▶ [Excerpts from a layout annotation set]:
====================
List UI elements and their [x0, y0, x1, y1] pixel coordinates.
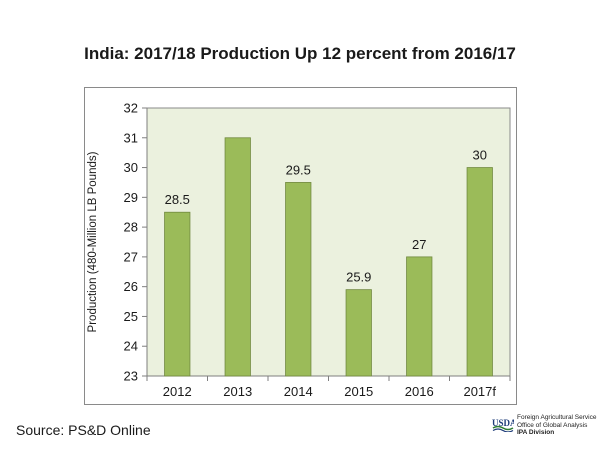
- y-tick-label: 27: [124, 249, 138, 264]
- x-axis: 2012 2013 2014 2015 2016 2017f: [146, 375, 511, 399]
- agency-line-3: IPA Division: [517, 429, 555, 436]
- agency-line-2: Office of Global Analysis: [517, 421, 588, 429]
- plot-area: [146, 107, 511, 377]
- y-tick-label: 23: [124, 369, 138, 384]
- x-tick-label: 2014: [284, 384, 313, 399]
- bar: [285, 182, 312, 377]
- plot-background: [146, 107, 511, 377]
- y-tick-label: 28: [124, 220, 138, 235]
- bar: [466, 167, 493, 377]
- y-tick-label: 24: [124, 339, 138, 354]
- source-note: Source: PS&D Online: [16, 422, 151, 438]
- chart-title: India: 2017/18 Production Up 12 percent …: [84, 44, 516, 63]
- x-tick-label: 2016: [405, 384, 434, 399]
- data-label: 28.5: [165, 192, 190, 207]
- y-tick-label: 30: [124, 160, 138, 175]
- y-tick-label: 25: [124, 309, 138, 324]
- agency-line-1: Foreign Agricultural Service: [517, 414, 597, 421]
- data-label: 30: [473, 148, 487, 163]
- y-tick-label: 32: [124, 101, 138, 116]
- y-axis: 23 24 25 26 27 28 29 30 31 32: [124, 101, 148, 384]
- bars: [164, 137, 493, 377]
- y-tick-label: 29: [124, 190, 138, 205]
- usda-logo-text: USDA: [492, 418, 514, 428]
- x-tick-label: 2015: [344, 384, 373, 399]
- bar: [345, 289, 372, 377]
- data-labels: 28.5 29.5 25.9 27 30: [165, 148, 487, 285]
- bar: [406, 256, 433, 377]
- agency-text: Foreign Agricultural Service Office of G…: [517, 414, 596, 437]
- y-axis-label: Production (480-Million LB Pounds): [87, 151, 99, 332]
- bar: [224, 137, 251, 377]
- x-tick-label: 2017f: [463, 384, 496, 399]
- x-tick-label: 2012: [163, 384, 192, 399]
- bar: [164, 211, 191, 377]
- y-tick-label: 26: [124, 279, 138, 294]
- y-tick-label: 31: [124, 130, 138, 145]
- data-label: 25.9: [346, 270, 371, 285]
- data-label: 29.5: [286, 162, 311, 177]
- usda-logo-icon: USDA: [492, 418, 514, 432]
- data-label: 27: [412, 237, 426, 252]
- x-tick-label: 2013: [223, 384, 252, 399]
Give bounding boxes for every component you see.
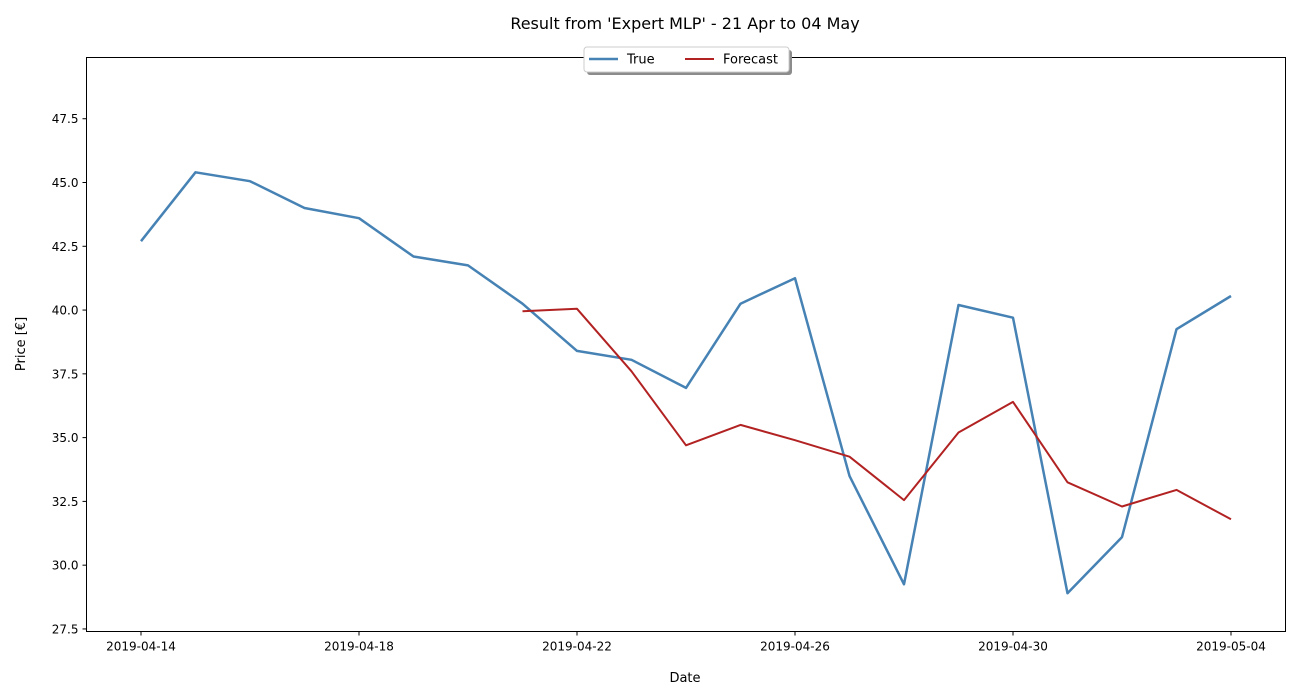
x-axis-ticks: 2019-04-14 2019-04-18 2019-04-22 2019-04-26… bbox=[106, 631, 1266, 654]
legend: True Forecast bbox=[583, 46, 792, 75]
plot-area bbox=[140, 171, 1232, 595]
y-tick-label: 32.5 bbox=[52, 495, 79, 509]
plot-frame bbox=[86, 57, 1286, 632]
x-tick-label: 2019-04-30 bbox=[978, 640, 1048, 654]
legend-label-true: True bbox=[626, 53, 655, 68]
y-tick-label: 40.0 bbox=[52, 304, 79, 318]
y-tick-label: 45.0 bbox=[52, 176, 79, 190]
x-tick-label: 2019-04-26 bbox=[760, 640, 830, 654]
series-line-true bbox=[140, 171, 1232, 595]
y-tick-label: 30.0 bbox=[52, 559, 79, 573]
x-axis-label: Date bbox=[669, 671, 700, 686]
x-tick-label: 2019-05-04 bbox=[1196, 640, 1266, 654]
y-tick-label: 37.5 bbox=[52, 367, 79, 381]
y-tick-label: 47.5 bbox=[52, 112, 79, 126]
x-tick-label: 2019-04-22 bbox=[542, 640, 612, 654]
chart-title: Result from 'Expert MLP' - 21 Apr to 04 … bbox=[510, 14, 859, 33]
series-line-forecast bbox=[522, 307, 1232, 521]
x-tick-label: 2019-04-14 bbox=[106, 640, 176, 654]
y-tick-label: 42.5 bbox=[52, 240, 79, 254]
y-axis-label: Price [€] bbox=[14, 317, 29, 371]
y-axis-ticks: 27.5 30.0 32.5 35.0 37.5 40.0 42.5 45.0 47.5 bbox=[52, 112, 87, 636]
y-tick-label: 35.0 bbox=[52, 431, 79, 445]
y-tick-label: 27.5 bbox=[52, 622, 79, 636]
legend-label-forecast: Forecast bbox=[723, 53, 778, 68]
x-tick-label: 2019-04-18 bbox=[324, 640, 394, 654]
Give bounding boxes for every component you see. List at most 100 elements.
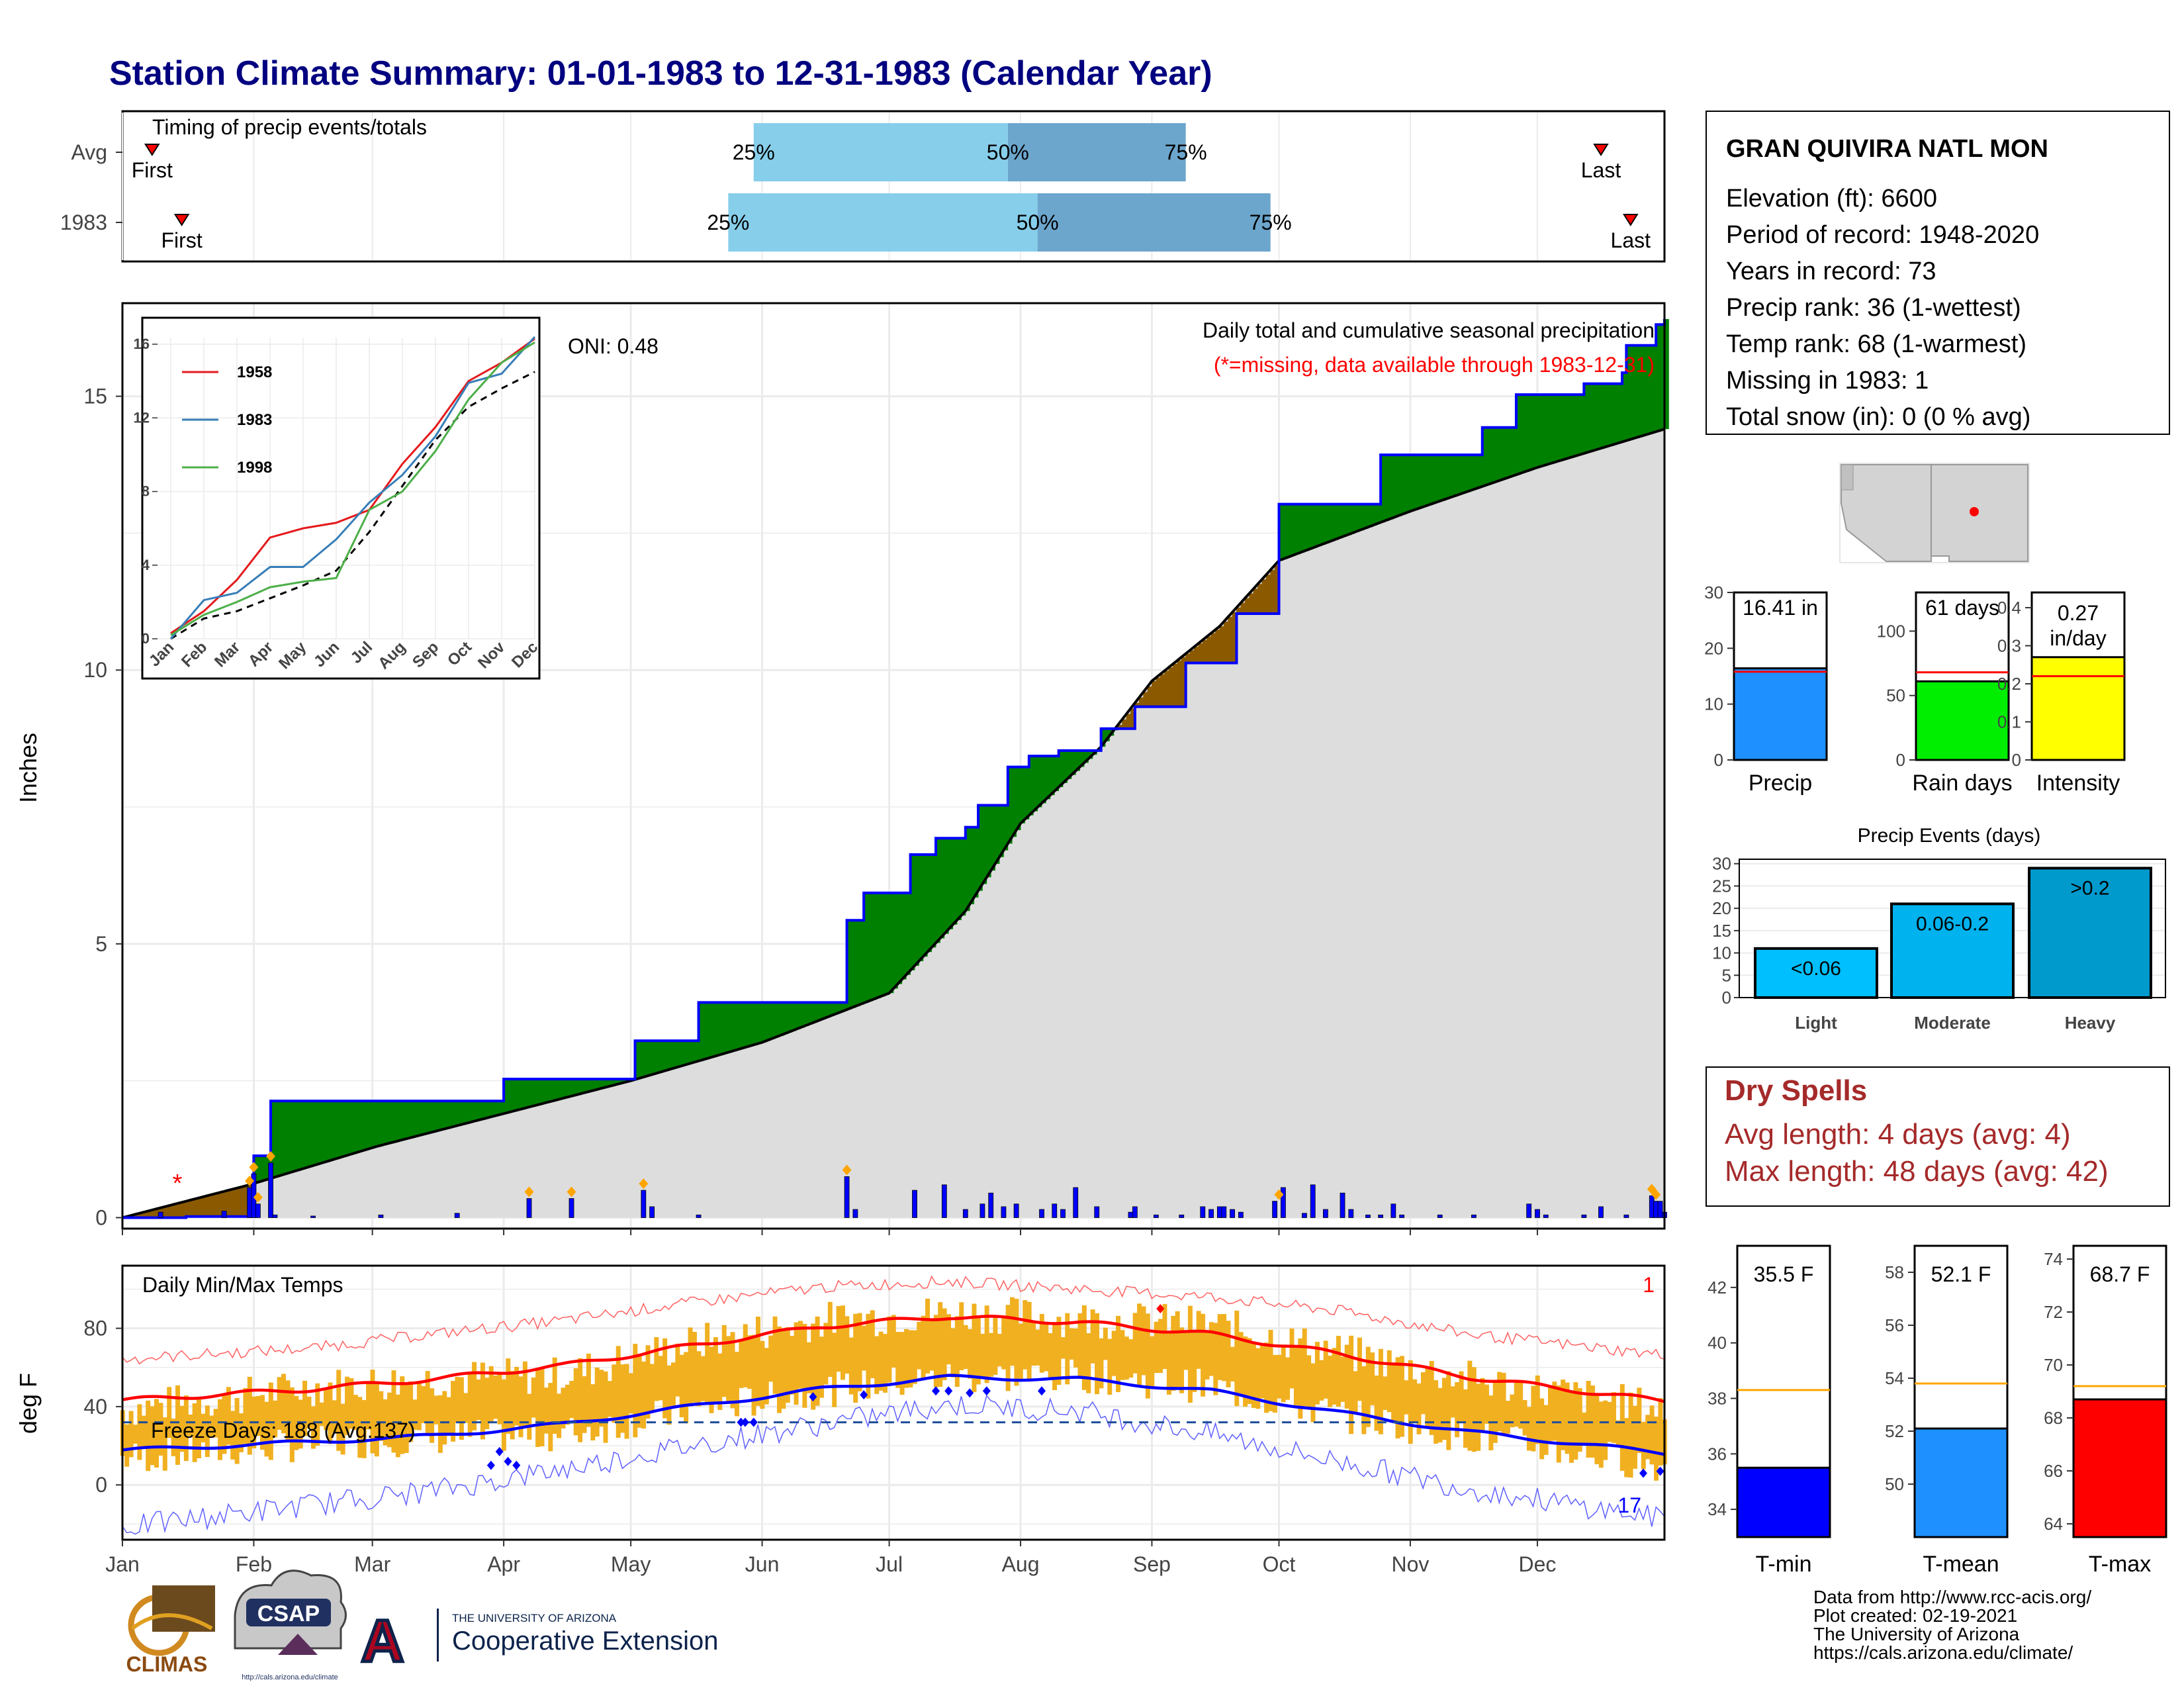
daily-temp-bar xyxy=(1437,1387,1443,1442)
====================
Copy every item above line for line, leaving out the pictures.

List UI elements and their [x0, y0, x1, y1] pixel coordinates.
- y-tick-label: 27: [124, 249, 138, 264]
- x-axis: 2012 2013 2014 2015 2016 2017f: [146, 375, 511, 399]
- agency-line-3: IPA Division: [517, 429, 555, 436]
- agency-line-2: Office of Global Analysis: [517, 421, 588, 429]
- plot-area: [146, 107, 511, 377]
- y-tick-label: 23: [124, 369, 138, 384]
- x-tick-label: 2014: [284, 384, 313, 399]
- bar: [285, 182, 312, 377]
- plot-background: [146, 107, 511, 377]
- y-tick-label: 28: [124, 220, 138, 235]
- bar: [466, 167, 493, 377]
- y-tick-label: 24: [124, 339, 138, 354]
- source-note: Source: PS&D Online: [16, 422, 151, 438]
- chart-title: India: 2017/18 Production Up 12 percent …: [84, 44, 516, 63]
- x-tick-label: 2016: [405, 384, 434, 399]
- data-label: 28.5: [165, 192, 190, 207]
- y-tick-label: 30: [124, 160, 138, 175]
- y-tick-label: 25: [124, 309, 138, 324]
- agency-line-1: Foreign Agricultural Service: [517, 414, 597, 421]
- data-label: 30: [473, 148, 487, 163]
- y-tick-label: 32: [124, 101, 138, 116]
- y-axis: 23 24 25 26 27 28 29 30 31 32: [124, 101, 148, 384]
- bars: [164, 137, 493, 377]
- y-tick-label: 29: [124, 190, 138, 205]
- usda-logo-text: USDA: [492, 418, 514, 428]
- x-tick-label: 2015: [344, 384, 373, 399]
- bar: [345, 289, 372, 377]
- data-labels: 28.5 29.5 25.9 27 30: [165, 148, 487, 285]
- bar: [406, 256, 433, 377]
- agency-text: Foreign Agricultural Service Office of G…: [517, 414, 596, 437]
- y-axis-label: Production (480-Million LB Pounds): [87, 151, 99, 332]
- bar: [224, 137, 251, 377]
- x-tick-label: 2017f: [463, 384, 496, 399]
- x-tick-label: 2012: [163, 384, 192, 399]
- bar: [164, 211, 191, 377]
- y-tick-label: 26: [124, 279, 138, 294]
- y-tick-label: 31: [124, 130, 138, 145]
- data-label: 25.9: [346, 270, 371, 285]
- data-label: 29.5: [286, 162, 311, 177]
- usda-logo-icon: USDA: [492, 418, 514, 432]
- data-label: 27: [412, 237, 426, 252]
- x-tick-label: 2013: [223, 384, 252, 399]
Give bounding boxes for every component you see.
x-axis-ticks: 2019-04-14 2019-04-18 2019-04-22 2019-04-26… bbox=[106, 631, 1266, 654]
legend: True Forecast bbox=[583, 46, 792, 75]
plot-area bbox=[140, 171, 1232, 595]
y-tick-label: 32.5 bbox=[52, 495, 79, 509]
plot-frame bbox=[86, 57, 1286, 632]
x-tick-label: 2019-04-30 bbox=[978, 640, 1048, 654]
legend-label-true: True bbox=[626, 53, 655, 68]
y-tick-label: 40.0 bbox=[52, 304, 79, 318]
y-tick-label: 45.0 bbox=[52, 176, 79, 190]
x-tick-label: 2019-04-26 bbox=[760, 640, 830, 654]
series-line-true bbox=[140, 171, 1232, 595]
y-tick-label: 30.0 bbox=[52, 559, 79, 573]
x-axis-label: Date bbox=[669, 671, 700, 686]
x-tick-label: 2019-05-04 bbox=[1196, 640, 1266, 654]
y-tick-label: 37.5 bbox=[52, 367, 79, 381]
y-tick-label: 47.5 bbox=[52, 112, 79, 126]
x-tick-label: 2019-04-22 bbox=[542, 640, 612, 654]
chart-title: Result from 'Expert MLP' - 21 Apr to 04 … bbox=[510, 14, 859, 33]
series-line-forecast bbox=[522, 307, 1232, 521]
x-tick-label: 2019-04-14 bbox=[106, 640, 176, 654]
y-tick-label: 42.5 bbox=[52, 240, 79, 254]
y-axis-label: Price [€] bbox=[14, 317, 29, 371]
y-axis-ticks: 27.5 30.0 32.5 35.0 37.5 40.0 42.5 45.0 47.5 bbox=[52, 112, 87, 636]
y-tick-label: 35.0 bbox=[52, 431, 79, 445]
y-tick-label: 27.5 bbox=[52, 622, 79, 636]
legend-label-forecast: Forecast bbox=[723, 53, 778, 68]
x-tick-label: 2019-04-18 bbox=[324, 640, 394, 654]
Give bounding boxes for every component you see. List at most 100 elements.
daily-temp-bar xyxy=(1437,1387,1443,1442)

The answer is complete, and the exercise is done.